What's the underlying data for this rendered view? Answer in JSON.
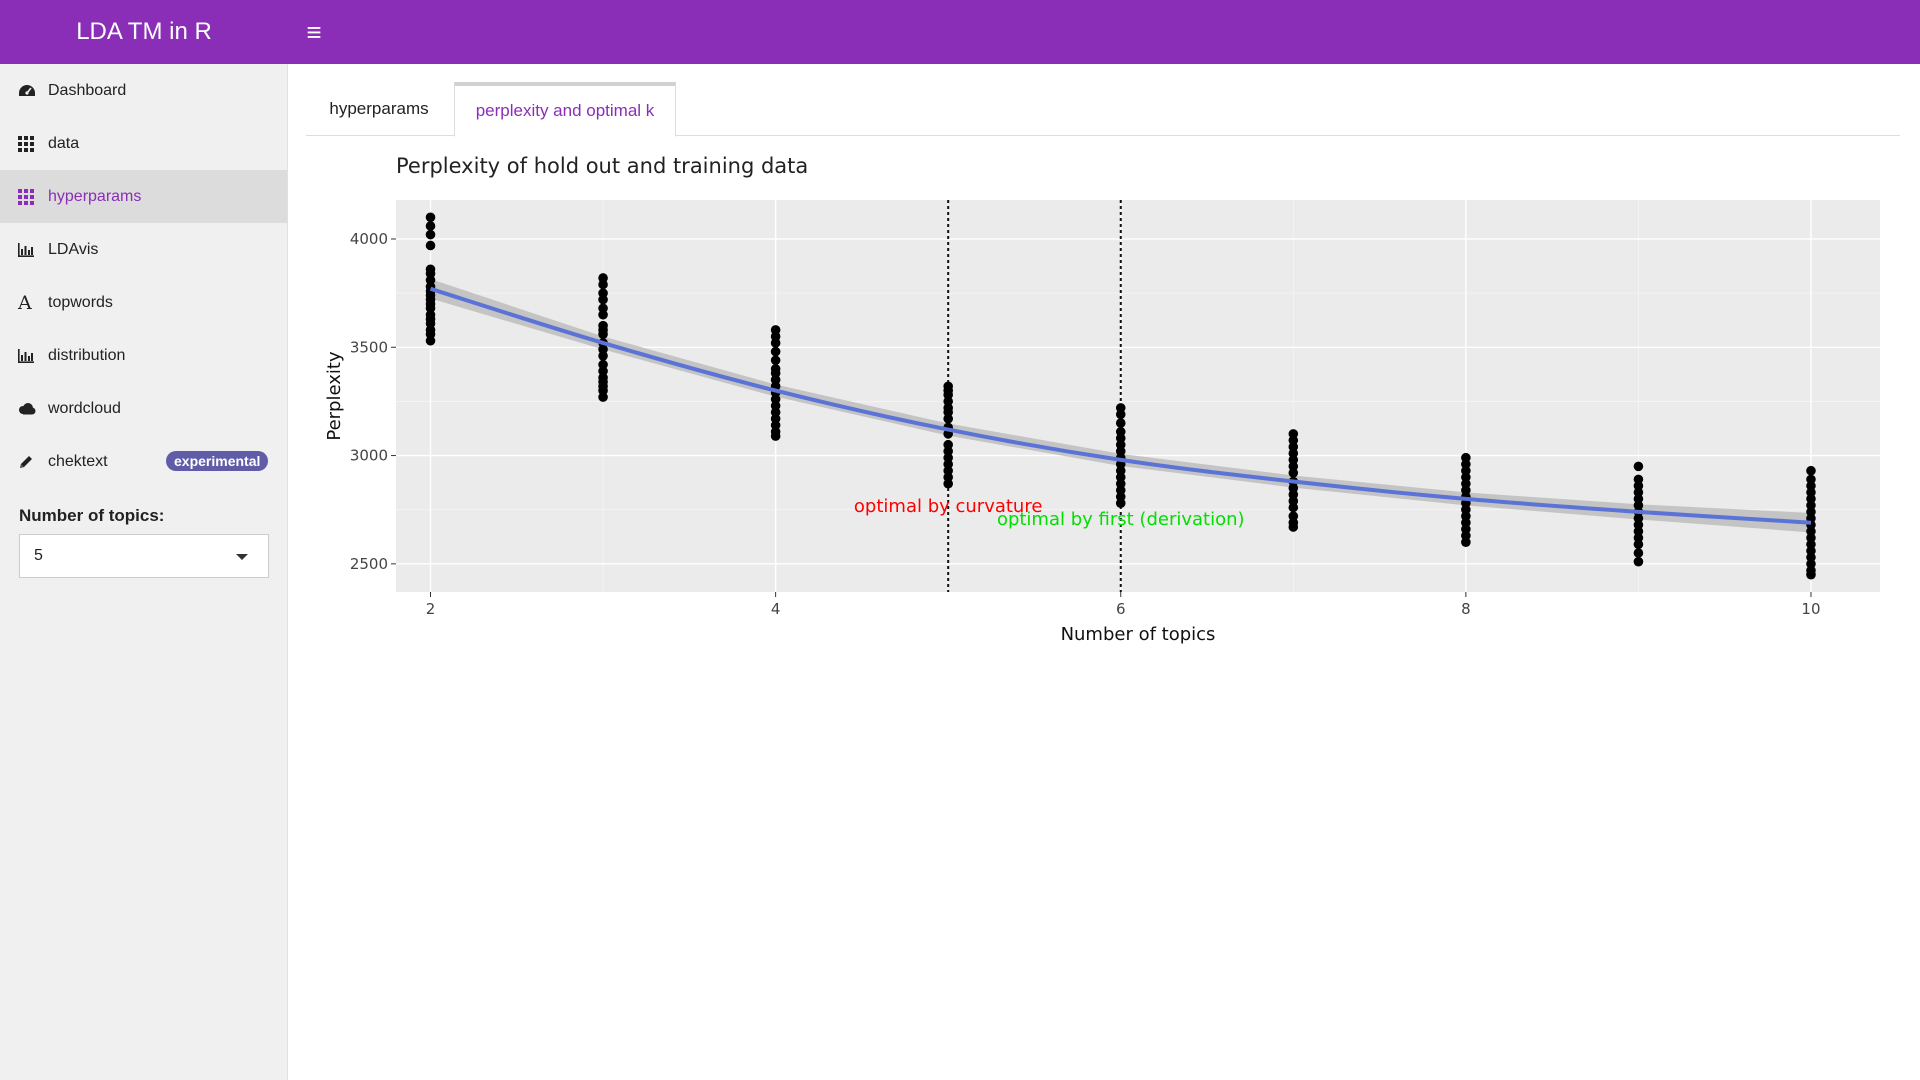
{
  "app": {
    "title": "LDA TM in R",
    "menu_toggle_icon": "hamburger-icon"
  },
  "sidebar": {
    "items": [
      {
        "label": "Dashboard",
        "icon": "dashboard-icon"
      },
      {
        "label": "data",
        "icon": "grid-icon"
      },
      {
        "label": "hyperparams",
        "icon": "grid-icon",
        "active": true
      },
      {
        "label": "LDAvis",
        "icon": "bar-chart-icon"
      },
      {
        "label": "topwords",
        "icon": "font-icon"
      },
      {
        "label": "distribution",
        "icon": "bar-chart-icon"
      },
      {
        "label": "wordcloud",
        "icon": "cloud-icon"
      },
      {
        "label": "chektext",
        "icon": "pencil-icon",
        "badge": "experimental"
      }
    ],
    "topics_label": "Number of topics:",
    "topics_value": "5"
  },
  "tabs": [
    {
      "label": "hyperparams"
    },
    {
      "label": "perplexity and optimal k",
      "active": true
    }
  ],
  "colors": {
    "accent": "#8a2eb7",
    "badge": "#605ca8",
    "smooth_line": "#5b73d6"
  },
  "chart_data": {
    "type": "scatter",
    "title": "Perplexity of hold out and training data",
    "xlabel": "Number of topics",
    "ylabel": "Perplexity",
    "xlim": [
      1.8,
      10.4
    ],
    "ylim": [
      2370,
      4180
    ],
    "x_ticks": [
      2,
      4,
      6,
      8,
      10
    ],
    "y_ticks": [
      2500,
      3000,
      3500,
      4000
    ],
    "grid": true,
    "points": [
      {
        "x": 2,
        "y": [
          4100,
          4060,
          4020,
          3970,
          3860,
          3840,
          3810,
          3780,
          3760,
          3740,
          3720,
          3700,
          3680,
          3650,
          3630,
          3610,
          3580,
          3560,
          3530
        ]
      },
      {
        "x": 3,
        "y": [
          3820,
          3790,
          3750,
          3720,
          3680,
          3650,
          3600,
          3580,
          3560,
          3520,
          3490,
          3460,
          3420,
          3390,
          3360,
          3340,
          3320,
          3300,
          3270
        ]
      },
      {
        "x": 4,
        "y": [
          3580,
          3550,
          3520,
          3480,
          3440,
          3400,
          3380,
          3350,
          3320,
          3290,
          3260,
          3230,
          3200,
          3170,
          3140,
          3110,
          3090
        ]
      },
      {
        "x": 5,
        "y": [
          3320,
          3300,
          3280,
          3250,
          3220,
          3200,
          3170,
          3130,
          3100,
          3050,
          3020,
          2990,
          2960,
          2930,
          2900,
          2870
        ]
      },
      {
        "x": 6,
        "y": [
          3220,
          3190,
          3150,
          3110,
          3080,
          3050,
          3020,
          2990,
          2960,
          2930,
          2900,
          2870,
          2840,
          2810,
          2780
        ]
      },
      {
        "x": 7,
        "y": [
          3100,
          3070,
          3040,
          3010,
          2980,
          2950,
          2920,
          2880,
          2850,
          2820,
          2790,
          2760,
          2720,
          2690,
          2670
        ]
      },
      {
        "x": 8,
        "y": [
          2990,
          2960,
          2930,
          2900,
          2870,
          2840,
          2810,
          2780,
          2750,
          2720,
          2690,
          2660,
          2630,
          2600
        ]
      },
      {
        "x": 9,
        "y": [
          2950,
          2890,
          2860,
          2830,
          2800,
          2770,
          2740,
          2710,
          2680,
          2650,
          2620,
          2590,
          2550,
          2510
        ]
      },
      {
        "x": 10,
        "y": [
          2930,
          2890,
          2860,
          2830,
          2800,
          2770,
          2740,
          2710,
          2680,
          2650,
          2620,
          2590,
          2560,
          2530,
          2500,
          2470,
          2450
        ]
      }
    ],
    "smooth": {
      "x": [
        2,
        3,
        4,
        5,
        6,
        7,
        8,
        9,
        10
      ],
      "y": [
        3770,
        3520,
        3300,
        3120,
        2980,
        2880,
        2800,
        2740,
        2690
      ],
      "band": [
        45,
        30,
        28,
        28,
        28,
        28,
        30,
        35,
        45
      ]
    },
    "vlines": [
      5,
      6
    ],
    "annotations": [
      {
        "text": "optimal by curvature",
        "x": 5,
        "y": 2740,
        "color": "#ff0000"
      },
      {
        "text": "optimal by first (derivation)",
        "x": 6,
        "y": 2680,
        "color": "#00e000"
      }
    ]
  }
}
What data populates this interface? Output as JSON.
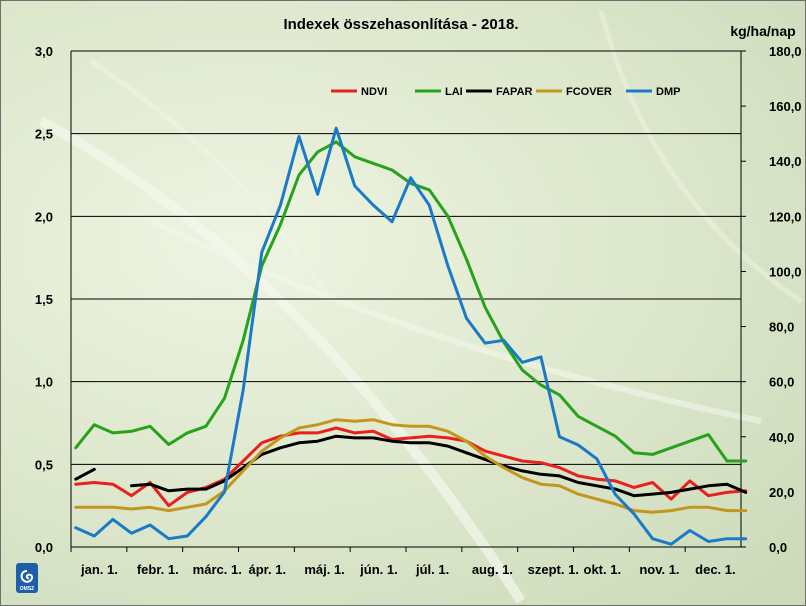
{
  "chart_data": {
    "type": "line",
    "title": "Indexek összehasonlítása - 2018.",
    "y2label": "kg/ha/nap",
    "ylim": [
      0,
      3
    ],
    "y2lim": [
      0,
      180
    ],
    "yticks": [
      "0,0",
      "0,5",
      "1,0",
      "1,5",
      "2,0",
      "2,5",
      "3,0"
    ],
    "y2ticks": [
      "0,0",
      "20,0",
      "40,0",
      "60,0",
      "80,0",
      "100,0",
      "120,0",
      "140,0",
      "160,0",
      "180,0"
    ],
    "x_ticks": [
      {
        "label": "jan. 1.",
        "x": 0
      },
      {
        "label": "febr. 1.",
        "x": 3
      },
      {
        "label": "márc. 1.",
        "x": 6
      },
      {
        "label": "ápr. 1.",
        "x": 9
      },
      {
        "label": "máj. 1.",
        "x": 12
      },
      {
        "label": "jún. 1.",
        "x": 15
      },
      {
        "label": "júl. 1.",
        "x": 18
      },
      {
        "label": "aug. 1.",
        "x": 21
      },
      {
        "label": "szept. 1.",
        "x": 24
      },
      {
        "label": "okt. 1.",
        "x": 27
      },
      {
        "label": "nov. 1.",
        "x": 30
      },
      {
        "label": "dec. 1.",
        "x": 33
      }
    ],
    "xlim": [
      0,
      36
    ],
    "grid": "horizontal",
    "legend": "top-right",
    "series": [
      {
        "name": "NDVI",
        "color": "#e8211d",
        "axis": "left",
        "values": [
          0.38,
          0.39,
          0.38,
          0.31,
          0.39,
          0.25,
          0.33,
          0.36,
          0.41,
          0.52,
          0.63,
          0.67,
          0.69,
          0.69,
          0.72,
          0.69,
          0.7,
          0.65,
          0.66,
          0.67,
          0.66,
          0.64,
          0.58,
          0.55,
          0.52,
          0.51,
          0.48,
          0.43,
          0.41,
          0.4,
          0.36,
          0.39,
          0.29,
          0.4,
          0.31,
          0.33,
          0.34
        ]
      },
      {
        "name": "LAI",
        "color": "#27a21a",
        "axis": "left",
        "values": [
          0.6,
          0.74,
          0.69,
          0.7,
          0.73,
          0.62,
          0.69,
          0.73,
          0.9,
          1.25,
          1.7,
          1.95,
          2.25,
          2.39,
          2.45,
          2.36,
          2.32,
          2.28,
          2.2,
          2.16,
          2.0,
          1.74,
          1.45,
          1.24,
          1.07,
          0.98,
          0.92,
          0.79,
          0.73,
          0.67,
          0.57,
          0.56,
          0.6,
          0.64,
          0.68,
          0.52,
          0.52
        ]
      },
      {
        "name": "FAPAR",
        "color": "#000000",
        "axis": "left",
        "values": [
          0.41,
          0.47,
          null,
          0.37,
          0.38,
          0.34,
          0.35,
          0.35,
          0.4,
          0.48,
          0.56,
          0.6,
          0.63,
          0.64,
          0.67,
          0.66,
          0.66,
          0.64,
          0.63,
          0.63,
          0.61,
          0.57,
          0.53,
          0.49,
          0.46,
          0.44,
          0.43,
          0.39,
          0.37,
          0.35,
          0.31,
          0.32,
          0.33,
          0.35,
          0.37,
          0.38,
          0.33
        ]
      },
      {
        "name": "FCOVER",
        "color": "#c3961e",
        "axis": "left",
        "values": [
          0.24,
          0.24,
          0.24,
          0.23,
          0.24,
          0.22,
          0.24,
          0.26,
          0.34,
          0.46,
          0.58,
          0.66,
          0.72,
          0.74,
          0.77,
          0.76,
          0.77,
          0.74,
          0.73,
          0.73,
          0.7,
          0.64,
          0.55,
          0.48,
          0.42,
          0.38,
          0.37,
          0.32,
          0.29,
          0.26,
          0.22,
          0.21,
          0.22,
          0.24,
          0.24,
          0.22,
          0.22
        ]
      },
      {
        "name": "DMP",
        "color": "#1a7ac8",
        "axis": "right",
        "values": [
          7,
          4,
          10,
          5,
          8,
          3,
          4,
          11,
          20,
          57,
          107,
          124,
          149,
          128,
          152,
          131,
          124,
          118,
          134,
          124,
          102,
          83,
          74,
          75,
          67,
          69,
          40,
          37,
          32,
          19,
          12,
          3,
          1,
          6,
          2,
          3,
          3
        ]
      }
    ]
  },
  "logo": {
    "text": "OMSZ",
    "color": "#1f5fa8"
  }
}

-----

The request: Lines that hold "optimal" are the ones to copy; find all of them.

Written solution:
      "label": "perplexity and optimal k",
        "text": "optimal by curvature",
        "text": "optimal by first (derivation)",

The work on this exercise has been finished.